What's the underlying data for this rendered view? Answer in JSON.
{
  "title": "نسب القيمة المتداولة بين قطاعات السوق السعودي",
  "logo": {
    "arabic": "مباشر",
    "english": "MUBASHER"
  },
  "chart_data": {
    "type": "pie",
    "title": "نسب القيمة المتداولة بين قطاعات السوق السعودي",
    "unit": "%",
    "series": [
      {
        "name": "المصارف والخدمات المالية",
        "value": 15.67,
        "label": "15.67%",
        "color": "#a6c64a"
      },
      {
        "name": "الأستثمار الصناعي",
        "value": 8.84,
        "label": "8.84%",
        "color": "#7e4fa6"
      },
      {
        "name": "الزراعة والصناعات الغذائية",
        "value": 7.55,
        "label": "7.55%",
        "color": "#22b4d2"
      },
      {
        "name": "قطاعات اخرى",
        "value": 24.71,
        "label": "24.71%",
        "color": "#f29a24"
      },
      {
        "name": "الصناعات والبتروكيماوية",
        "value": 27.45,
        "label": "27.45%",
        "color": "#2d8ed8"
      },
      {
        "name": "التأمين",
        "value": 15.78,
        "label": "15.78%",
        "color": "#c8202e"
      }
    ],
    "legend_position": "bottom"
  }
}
++++++
> _Problem to solve_
Reproduce each line verbatim.

> _Answer for this exercise_
What's the underlying data for this rendered view? Answer in JSON.
{
  "title": "نسب القيمة المتداولة بين قطاعات السوق السعودي",
  "logo": {
    "arabic": "مباشر",
    "english": "MUBASHER"
  },
  "chart_data": {
    "type": "pie",
    "title": "نسب القيمة المتداولة بين قطاعات السوق السعودي",
    "unit": "%",
    "series": [
      {
        "name": "المصارف والخدمات المالية",
        "value": 15.67,
        "label": "15.67%",
        "color": "#a6c64a"
      },
      {
        "name": "الأستثمار الصناعي",
        "value": 8.84,
        "label": "8.84%",
        "color": "#7e4fa6"
      },
      {
        "name": "الزراعة والصناعات الغذائية",
        "value": 7.55,
        "label": "7.55%",
        "color": "#22b4d2"
      },
      {
        "name": "قطاعات اخرى",
        "value": 24.71,
        "label": "24.71%",
        "color": "#f29a24"
      },
      {
        "name": "الصناعات والبتروكيماوية",
        "value": 27.45,
        "label": "27.45%",
        "color": "#2d8ed8"
      },
      {
        "name": "التأمين",
        "value": 15.78,
        "label": "15.78%",
        "color": "#c8202e"
      }
    ],
    "legend_position": "bottom"
  }
}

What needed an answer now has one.